■ OBJETIVO:
Reproduce el listado desde su primera línea hasta la línea con "- windows-drive-icon: [268, 170, 298, 193]", incluida esta, y sustituye "drive-size" por "disk-size" sin modificar nada más.

=-=-=

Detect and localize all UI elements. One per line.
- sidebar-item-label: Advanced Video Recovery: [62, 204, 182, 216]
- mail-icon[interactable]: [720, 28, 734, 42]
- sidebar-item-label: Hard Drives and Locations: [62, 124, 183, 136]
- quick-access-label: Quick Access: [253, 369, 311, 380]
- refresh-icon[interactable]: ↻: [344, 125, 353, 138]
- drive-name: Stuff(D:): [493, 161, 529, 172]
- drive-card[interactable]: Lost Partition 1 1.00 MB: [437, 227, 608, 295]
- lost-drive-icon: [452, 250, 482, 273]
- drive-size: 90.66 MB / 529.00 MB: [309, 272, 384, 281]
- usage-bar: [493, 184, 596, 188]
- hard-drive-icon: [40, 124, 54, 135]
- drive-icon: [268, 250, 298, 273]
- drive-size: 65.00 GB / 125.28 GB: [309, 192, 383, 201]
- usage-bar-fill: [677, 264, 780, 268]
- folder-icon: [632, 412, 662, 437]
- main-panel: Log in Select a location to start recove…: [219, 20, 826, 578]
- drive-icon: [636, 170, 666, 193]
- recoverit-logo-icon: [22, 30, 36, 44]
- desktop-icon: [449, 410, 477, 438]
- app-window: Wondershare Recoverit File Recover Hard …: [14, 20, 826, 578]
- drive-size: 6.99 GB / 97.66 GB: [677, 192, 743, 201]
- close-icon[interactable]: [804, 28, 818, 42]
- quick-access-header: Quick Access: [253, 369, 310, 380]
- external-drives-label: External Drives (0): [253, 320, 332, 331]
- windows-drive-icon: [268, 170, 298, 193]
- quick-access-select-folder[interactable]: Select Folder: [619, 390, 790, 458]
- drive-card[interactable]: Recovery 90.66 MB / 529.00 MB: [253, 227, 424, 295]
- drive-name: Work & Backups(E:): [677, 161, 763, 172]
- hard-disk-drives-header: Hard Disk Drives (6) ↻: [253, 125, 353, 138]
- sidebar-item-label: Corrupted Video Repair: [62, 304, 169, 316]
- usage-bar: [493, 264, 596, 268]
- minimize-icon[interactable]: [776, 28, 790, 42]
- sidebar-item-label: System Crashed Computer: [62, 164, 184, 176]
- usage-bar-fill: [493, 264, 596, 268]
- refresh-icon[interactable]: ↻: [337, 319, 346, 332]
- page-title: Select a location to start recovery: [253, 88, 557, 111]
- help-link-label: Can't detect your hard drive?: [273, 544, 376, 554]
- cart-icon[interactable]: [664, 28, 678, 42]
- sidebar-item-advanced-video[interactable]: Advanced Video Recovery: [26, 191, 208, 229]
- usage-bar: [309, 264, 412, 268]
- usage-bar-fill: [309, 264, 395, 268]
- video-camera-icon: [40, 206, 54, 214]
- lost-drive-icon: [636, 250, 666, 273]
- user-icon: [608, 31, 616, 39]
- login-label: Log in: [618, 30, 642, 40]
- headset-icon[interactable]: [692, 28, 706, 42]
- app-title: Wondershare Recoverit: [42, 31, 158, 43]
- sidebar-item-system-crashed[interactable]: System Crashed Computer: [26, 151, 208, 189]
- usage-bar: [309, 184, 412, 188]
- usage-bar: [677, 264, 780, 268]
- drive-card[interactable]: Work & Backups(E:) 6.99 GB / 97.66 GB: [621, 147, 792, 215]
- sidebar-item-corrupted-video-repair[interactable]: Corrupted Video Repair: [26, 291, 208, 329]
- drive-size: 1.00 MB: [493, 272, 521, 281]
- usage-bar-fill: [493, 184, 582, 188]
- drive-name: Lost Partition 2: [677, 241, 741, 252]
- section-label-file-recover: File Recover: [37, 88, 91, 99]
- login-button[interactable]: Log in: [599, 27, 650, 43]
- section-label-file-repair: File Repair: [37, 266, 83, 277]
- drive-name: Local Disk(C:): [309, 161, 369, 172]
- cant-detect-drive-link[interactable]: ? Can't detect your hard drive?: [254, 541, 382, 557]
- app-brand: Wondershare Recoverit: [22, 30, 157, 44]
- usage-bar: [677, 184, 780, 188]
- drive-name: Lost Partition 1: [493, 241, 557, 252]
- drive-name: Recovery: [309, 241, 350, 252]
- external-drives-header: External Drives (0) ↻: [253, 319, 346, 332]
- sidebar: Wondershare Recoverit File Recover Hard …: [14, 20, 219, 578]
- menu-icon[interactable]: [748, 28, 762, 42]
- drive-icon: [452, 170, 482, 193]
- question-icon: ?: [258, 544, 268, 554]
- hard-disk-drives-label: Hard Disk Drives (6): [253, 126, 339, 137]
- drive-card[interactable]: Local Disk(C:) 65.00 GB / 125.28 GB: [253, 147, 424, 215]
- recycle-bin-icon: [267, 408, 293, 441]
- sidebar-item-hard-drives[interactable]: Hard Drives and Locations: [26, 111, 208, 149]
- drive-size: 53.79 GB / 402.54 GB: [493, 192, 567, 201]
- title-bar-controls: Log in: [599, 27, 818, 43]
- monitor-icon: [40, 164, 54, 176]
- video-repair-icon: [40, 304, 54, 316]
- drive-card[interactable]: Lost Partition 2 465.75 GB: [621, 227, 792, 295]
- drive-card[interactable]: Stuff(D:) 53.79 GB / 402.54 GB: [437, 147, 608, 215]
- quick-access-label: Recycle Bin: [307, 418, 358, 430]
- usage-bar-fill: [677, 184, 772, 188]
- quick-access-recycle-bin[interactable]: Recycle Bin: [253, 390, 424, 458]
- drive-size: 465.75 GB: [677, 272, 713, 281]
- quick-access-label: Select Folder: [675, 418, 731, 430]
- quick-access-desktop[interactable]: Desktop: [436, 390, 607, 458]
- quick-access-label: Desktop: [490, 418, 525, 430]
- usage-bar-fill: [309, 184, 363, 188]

=-=-=

■ RESULTADO DEL EJERCICIO:
Detect and localize all UI elements. One per line.
- sidebar-item-label: Advanced Video Recovery: [62, 204, 182, 216]
- mail-icon[interactable]: [720, 28, 734, 42]
- sidebar-item-label: Hard Drives and Locations: [62, 124, 183, 136]
- quick-access-label: Quick Access: [253, 369, 311, 380]
- refresh-icon[interactable]: ↻: [344, 125, 353, 138]
- drive-name: Stuff(D:): [493, 161, 529, 172]
- drive-card[interactable]: Lost Partition 1 1.00 MB: [437, 227, 608, 295]
- lost-drive-icon: [452, 250, 482, 273]
- disk-size: 90.66 MB / 529.00 MB: [309, 272, 384, 281]
- usage-bar: [493, 184, 596, 188]
- hard-drive-icon: [40, 124, 54, 135]
- drive-icon: [268, 250, 298, 273]
- disk-size: 65.00 GB / 125.28 GB: [309, 192, 383, 201]
- usage-bar-fill: [677, 264, 780, 268]
- folder-icon: [632, 412, 662, 437]
- main-panel: Log in Select a location to start recove…: [219, 20, 826, 578]
- drive-icon: [636, 170, 666, 193]
- recoverit-logo-icon: [22, 30, 36, 44]
- desktop-icon: [449, 410, 477, 438]
- app-window: Wondershare Recoverit File Recover Hard …: [14, 20, 826, 578]
- disk-size: 6.99 GB / 97.66 GB: [677, 192, 743, 201]
- close-icon[interactable]: [804, 28, 818, 42]
- quick-access-header: Quick Access: [253, 369, 310, 380]
- external-drives-label: External Drives (0): [253, 320, 332, 331]
- windows-drive-icon: [268, 170, 298, 193]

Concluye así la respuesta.